__Stated problem__. Leave the pictures out and transcribe every record exactly.

__Data rows__.
★ ★ ★

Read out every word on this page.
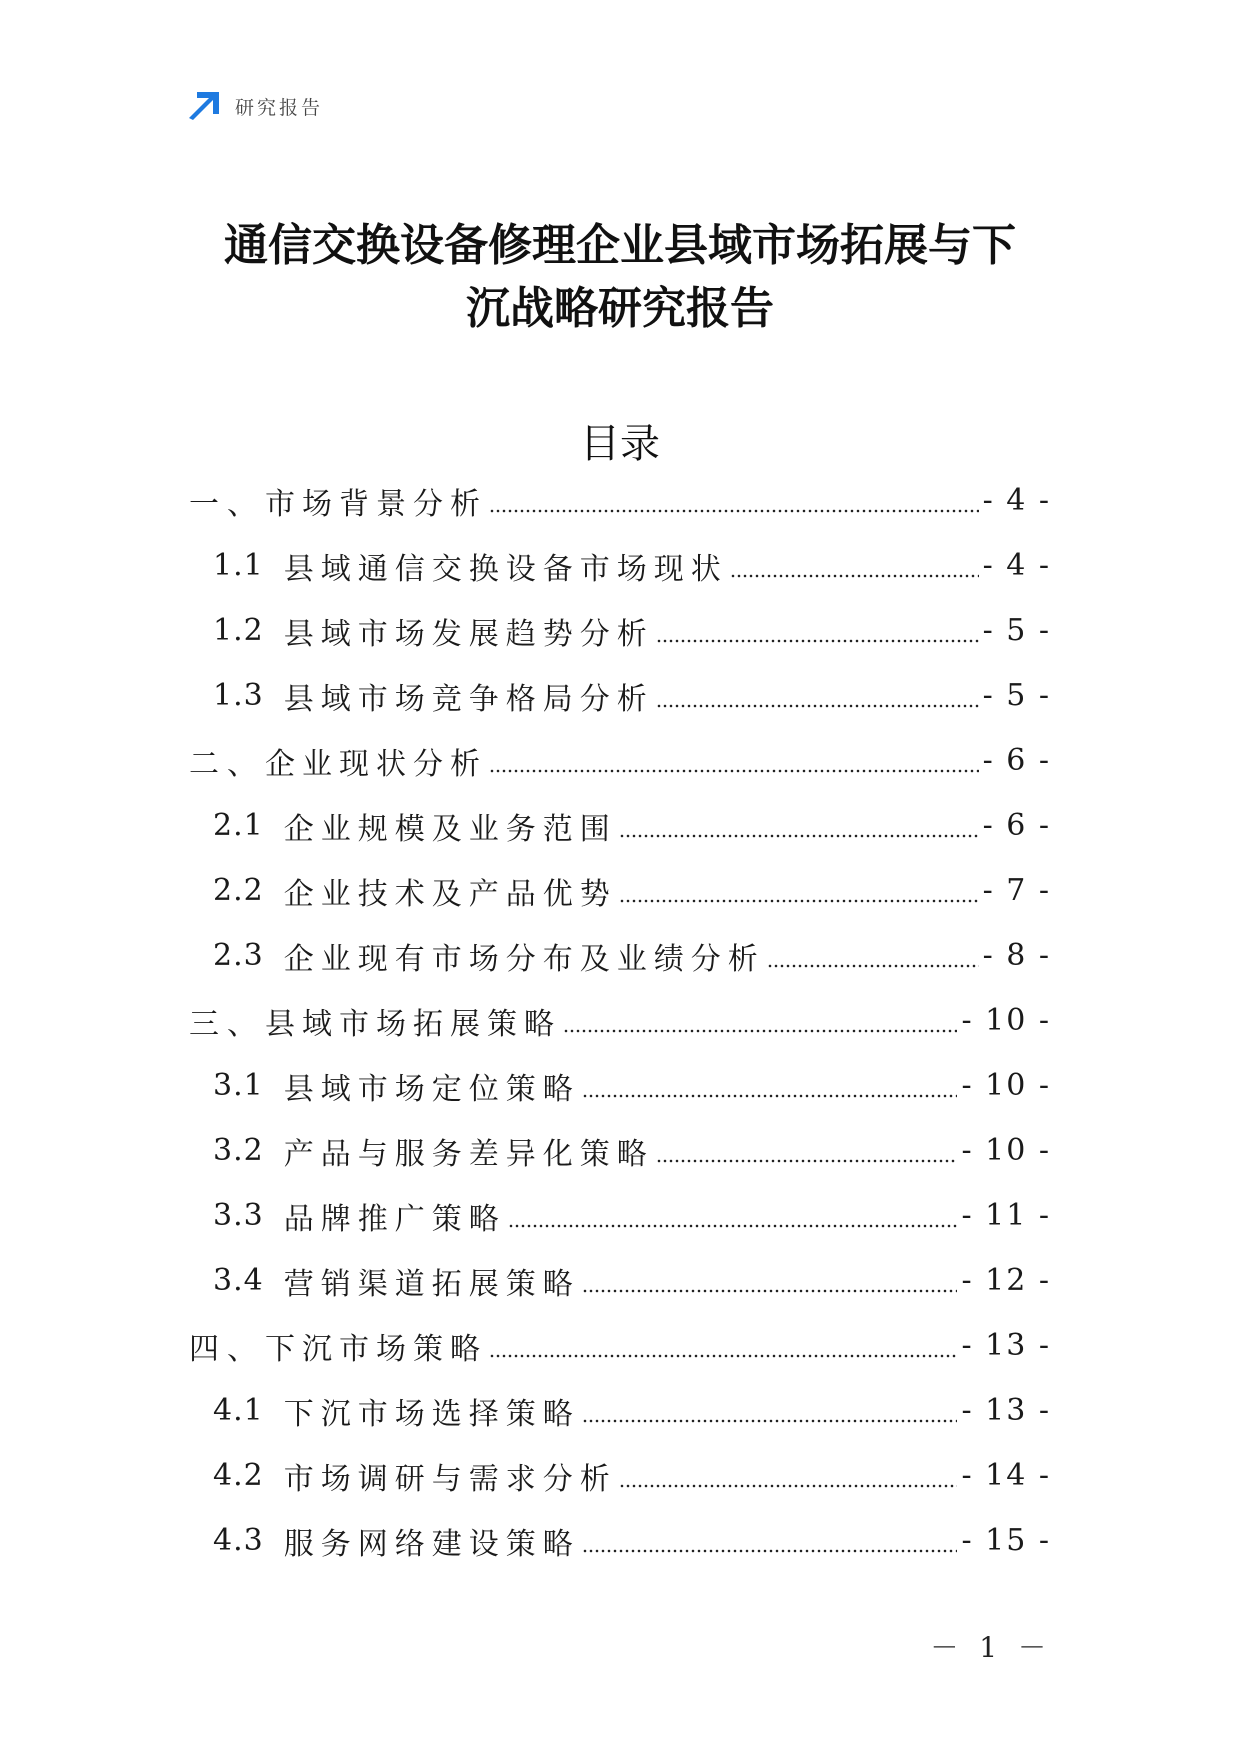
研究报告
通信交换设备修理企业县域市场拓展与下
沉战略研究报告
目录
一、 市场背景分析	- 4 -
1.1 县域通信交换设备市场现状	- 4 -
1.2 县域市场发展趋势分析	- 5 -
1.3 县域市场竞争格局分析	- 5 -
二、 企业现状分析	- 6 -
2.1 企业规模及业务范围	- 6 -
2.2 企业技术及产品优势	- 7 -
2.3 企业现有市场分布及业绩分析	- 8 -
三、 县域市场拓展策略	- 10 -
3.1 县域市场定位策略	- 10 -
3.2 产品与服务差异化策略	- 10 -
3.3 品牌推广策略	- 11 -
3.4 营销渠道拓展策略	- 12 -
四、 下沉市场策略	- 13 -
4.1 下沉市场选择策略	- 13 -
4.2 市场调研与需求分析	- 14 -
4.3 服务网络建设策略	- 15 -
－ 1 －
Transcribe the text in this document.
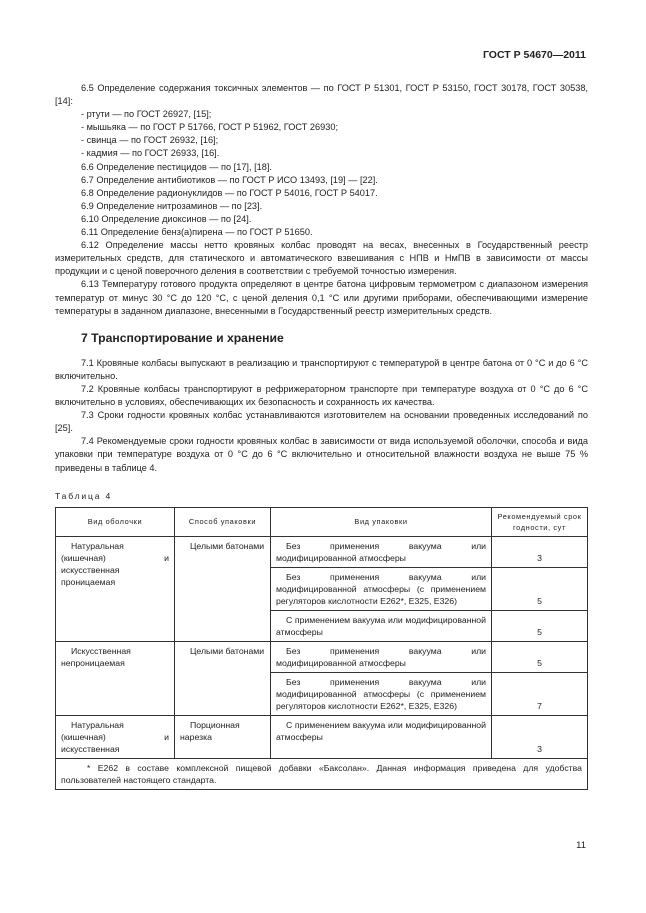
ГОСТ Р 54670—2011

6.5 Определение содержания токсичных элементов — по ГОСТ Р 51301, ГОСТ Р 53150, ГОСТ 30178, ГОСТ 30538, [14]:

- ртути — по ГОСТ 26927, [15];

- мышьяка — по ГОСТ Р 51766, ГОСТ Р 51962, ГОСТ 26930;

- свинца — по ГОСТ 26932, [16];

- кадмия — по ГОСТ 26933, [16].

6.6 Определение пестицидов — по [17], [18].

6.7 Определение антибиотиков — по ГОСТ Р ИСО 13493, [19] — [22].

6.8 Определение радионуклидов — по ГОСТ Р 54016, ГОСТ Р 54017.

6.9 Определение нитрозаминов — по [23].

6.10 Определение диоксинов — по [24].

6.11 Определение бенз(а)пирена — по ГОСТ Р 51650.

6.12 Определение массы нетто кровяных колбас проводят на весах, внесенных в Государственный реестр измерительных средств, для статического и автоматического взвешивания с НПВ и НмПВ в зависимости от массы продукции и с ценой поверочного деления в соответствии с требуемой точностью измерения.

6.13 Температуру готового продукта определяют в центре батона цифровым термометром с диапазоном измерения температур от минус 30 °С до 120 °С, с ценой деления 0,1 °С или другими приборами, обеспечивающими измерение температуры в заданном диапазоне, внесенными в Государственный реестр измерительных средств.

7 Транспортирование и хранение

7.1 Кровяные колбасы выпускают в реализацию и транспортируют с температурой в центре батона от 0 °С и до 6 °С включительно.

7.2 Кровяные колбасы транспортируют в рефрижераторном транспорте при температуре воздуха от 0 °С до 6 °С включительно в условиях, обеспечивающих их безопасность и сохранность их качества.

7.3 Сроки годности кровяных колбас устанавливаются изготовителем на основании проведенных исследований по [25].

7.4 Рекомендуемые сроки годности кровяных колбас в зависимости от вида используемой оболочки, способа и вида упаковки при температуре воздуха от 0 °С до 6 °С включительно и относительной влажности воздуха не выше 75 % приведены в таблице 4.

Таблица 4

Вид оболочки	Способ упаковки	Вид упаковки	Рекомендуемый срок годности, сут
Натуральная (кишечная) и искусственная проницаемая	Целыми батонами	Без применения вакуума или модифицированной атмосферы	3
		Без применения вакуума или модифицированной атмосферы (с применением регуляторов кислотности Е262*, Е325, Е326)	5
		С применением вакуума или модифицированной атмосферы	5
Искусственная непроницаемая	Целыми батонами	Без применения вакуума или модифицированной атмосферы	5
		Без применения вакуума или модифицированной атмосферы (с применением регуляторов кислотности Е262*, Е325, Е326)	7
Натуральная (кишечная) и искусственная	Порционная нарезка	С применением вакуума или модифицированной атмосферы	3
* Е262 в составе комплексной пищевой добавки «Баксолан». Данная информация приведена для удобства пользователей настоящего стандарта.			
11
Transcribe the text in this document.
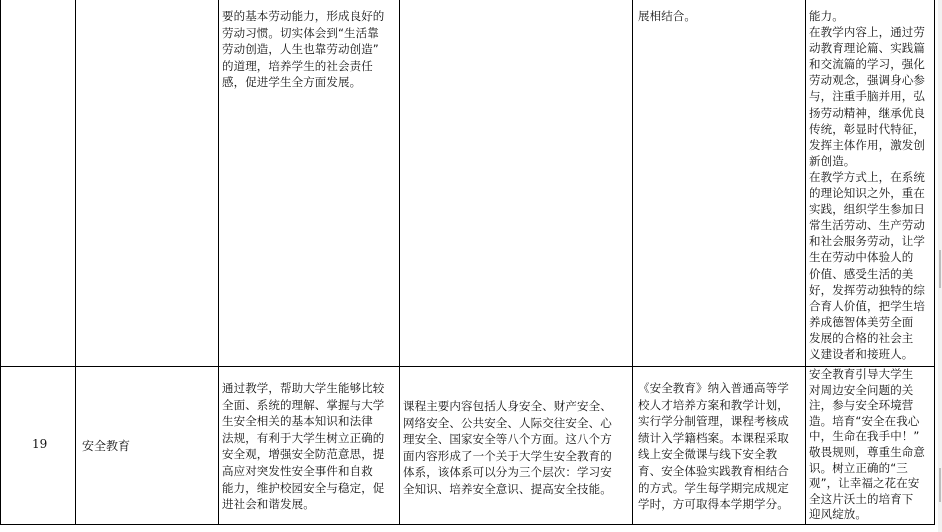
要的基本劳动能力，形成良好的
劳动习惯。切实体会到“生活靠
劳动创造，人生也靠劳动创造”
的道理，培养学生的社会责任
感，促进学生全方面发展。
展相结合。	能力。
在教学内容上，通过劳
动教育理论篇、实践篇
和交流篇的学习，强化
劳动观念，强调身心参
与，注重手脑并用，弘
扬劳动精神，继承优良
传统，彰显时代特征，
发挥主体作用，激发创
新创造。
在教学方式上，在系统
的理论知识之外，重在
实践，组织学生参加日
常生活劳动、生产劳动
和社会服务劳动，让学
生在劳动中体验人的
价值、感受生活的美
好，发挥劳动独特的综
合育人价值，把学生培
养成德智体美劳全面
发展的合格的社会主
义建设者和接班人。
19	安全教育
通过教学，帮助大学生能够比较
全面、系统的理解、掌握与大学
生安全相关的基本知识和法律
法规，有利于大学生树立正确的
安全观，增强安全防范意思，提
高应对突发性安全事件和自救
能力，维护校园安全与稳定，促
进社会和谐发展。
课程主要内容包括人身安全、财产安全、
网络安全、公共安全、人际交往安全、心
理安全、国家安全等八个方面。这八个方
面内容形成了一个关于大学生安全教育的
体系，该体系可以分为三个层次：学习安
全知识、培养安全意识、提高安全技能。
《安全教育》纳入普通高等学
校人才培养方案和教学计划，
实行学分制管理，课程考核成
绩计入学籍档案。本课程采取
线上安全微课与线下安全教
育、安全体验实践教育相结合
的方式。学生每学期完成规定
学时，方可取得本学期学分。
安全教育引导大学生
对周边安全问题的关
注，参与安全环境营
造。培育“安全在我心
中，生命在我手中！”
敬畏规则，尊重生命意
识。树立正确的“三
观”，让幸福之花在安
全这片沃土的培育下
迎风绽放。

★ ★ ★

__Response below__.
Read out every word on this page.
研究报告
通信交换设备修理企业县域市场拓展与下
沉战略研究报告
目录
一、 市场背景分析	- 4 -
1.1 县域通信交换设备市场现状	- 4 -
1.2 县域市场发展趋势分析	- 5 -
1.3 县域市场竞争格局分析	- 5 -
二、 企业现状分析	- 6 -
2.1 企业规模及业务范围	- 6 -
2.2 企业技术及产品优势	- 7 -
2.3 企业现有市场分布及业绩分析	- 8 -
三、 县域市场拓展策略	- 10 -
3.1 县域市场定位策略	- 10 -
3.2 产品与服务差异化策略	- 10 -
3.3 品牌推广策略	- 11 -
3.4 营销渠道拓展策略	- 12 -
四、 下沉市场策略	- 13 -
4.1 下沉市场选择策略	- 13 -
4.2 市场调研与需求分析	- 14 -
4.3 服务网络建设策略	- 15 -
－ 1 －
Transcribe the text in this document.
ГОСТ Р 54670—2011

6.5 Определение содержания токсичных элементов — по ГОСТ Р 51301, ГОСТ Р 53150, ГОСТ 30178, ГОСТ 30538, [14]:

- ртути — по ГОСТ 26927, [15];

- мышьяка — по ГОСТ Р 51766, ГОСТ Р 51962, ГОСТ 26930;

- свинца — по ГОСТ 26932, [16];

- кадмия — по ГОСТ 26933, [16].

6.6 Определение пестицидов — по [17], [18].

6.7 Определение антибиотиков — по ГОСТ Р ИСО 13493, [19] — [22].

6.8 Определение радионуклидов — по ГОСТ Р 54016, ГОСТ Р 54017.

6.9 Определение нитрозаминов — по [23].

6.10 Определение диоксинов — по [24].

6.11 Определение бенз(а)пирена — по ГОСТ Р 51650.

6.12 Определение массы нетто кровяных колбас проводят на весах, внесенных в Государственный реестр измерительных средств, для статического и автоматического взвешивания с НПВ и НмПВ в зависимости от массы продукции и с ценой поверочного деления в соответствии с требуемой точностью измерения.

6.13 Температуру готового продукта определяют в центре батона цифровым термометром с диапазоном измерения температур от минус 30 °С до 120 °С, с ценой деления 0,1 °С или другими приборами, обеспечивающими измерение температуры в заданном диапазоне, внесенными в Государственный реестр измерительных средств.

7 Транспортирование и хранение

7.1 Кровяные колбасы выпускают в реализацию и транспортируют с температурой в центре батона от 0 °С и до 6 °С включительно.

7.2 Кровяные колбасы транспортируют в рефрижераторном транспорте при температуре воздуха от 0 °С до 6 °С включительно в условиях, обеспечивающих их безопасность и сохранность их качества.

7.3 Сроки годности кровяных колбас устанавливаются изготовителем на основании проведенных исследований по [25].

7.4 Рекомендуемые сроки годности кровяных колбас в зависимости от вида используемой оболочки, способа и вида упаковки при температуре воздуха от 0 °С до 6 °С включительно и относительной влажности воздуха не выше 75 % приведены в таблице 4.

Таблица 4

Вид оболочки	Способ упаковки	Вид упаковки	Рекомендуемый срок годности, сут
Натуральная (кишечная) и искусственная проницаемая	Целыми батонами	Без применения вакуума или модифицированной атмосферы	3
		Без применения вакуума или модифицированной атмосферы (с применением регуляторов кислотности Е262*, Е325, Е326)	5
		С применением вакуума или модифицированной атмосферы	5
Искусственная непроницаемая	Целыми батонами	Без применения вакуума или модифицированной атмосферы	5
		Без применения вакуума или модифицированной атмосферы (с применением регуляторов кислотности Е262*, Е325, Е326)	7
Натуральная (кишечная) и искусственная	Порционная нарезка	С применением вакуума или модифицированной атмосферы	3
* Е262 в составе комплексной пищевой добавки «Баксолан». Данная информация приведена для удобства пользователей настоящего стандарта.			
11
Transcribe the text in this document.
要的基本劳动能力，形成良好的
劳动习惯。切实体会到“生活靠
劳动创造，人生也靠劳动创造”
的道理，培养学生的社会责任
感，促进学生全方面发展。
展相结合。	能力。
在教学内容上，通过劳
动教育理论篇、实践篇
和交流篇的学习，强化
劳动观念，强调身心参
与，注重手脑并用，弘
扬劳动精神，继承优良
传统，彰显时代特征，
发挥主体作用，激发创
新创造。
在教学方式上，在系统
的理论知识之外，重在
实践，组织学生参加日
常生活劳动、生产劳动
和社会服务劳动，让学
生在劳动中体验人的
价值、感受生活的美
好，发挥劳动独特的综
合育人价值，把学生培
养成德智体美劳全面
发展的合格的社会主
义建设者和接班人。
19	安全教育
通过教学，帮助大学生能够比较
全面、系统的理解、掌握与大学
生安全相关的基本知识和法律
法规，有利于大学生树立正确的
安全观，增强安全防范意思，提
高应对突发性安全事件和自救
能力，维护校园安全与稳定，促
进社会和谐发展。
课程主要内容包括人身安全、财产安全、
网络安全、公共安全、人际交往安全、心
理安全、国家安全等八个方面。这八个方
面内容形成了一个关于大学生安全教育的
体系，该体系可以分为三个层次：学习安
全知识、培养安全意识、提高安全技能。
《安全教育》纳入普通高等学
校人才培养方案和教学计划，
实行学分制管理，课程考核成
绩计入学籍档案。本课程采取
线上安全微课与线下安全教
育、安全体验实践教育相结合
的方式。学生每学期完成规定
学时，方可取得本学期学分。
安全教育引导大学生
对周边安全问题的关
注，参与安全环境营
造。培育“安全在我心
中，生命在我手中！”
敬畏规则，尊重生命意
识。树立正确的“三
观”，让幸福之花在安
全这片沃土的培育下
迎风绽放。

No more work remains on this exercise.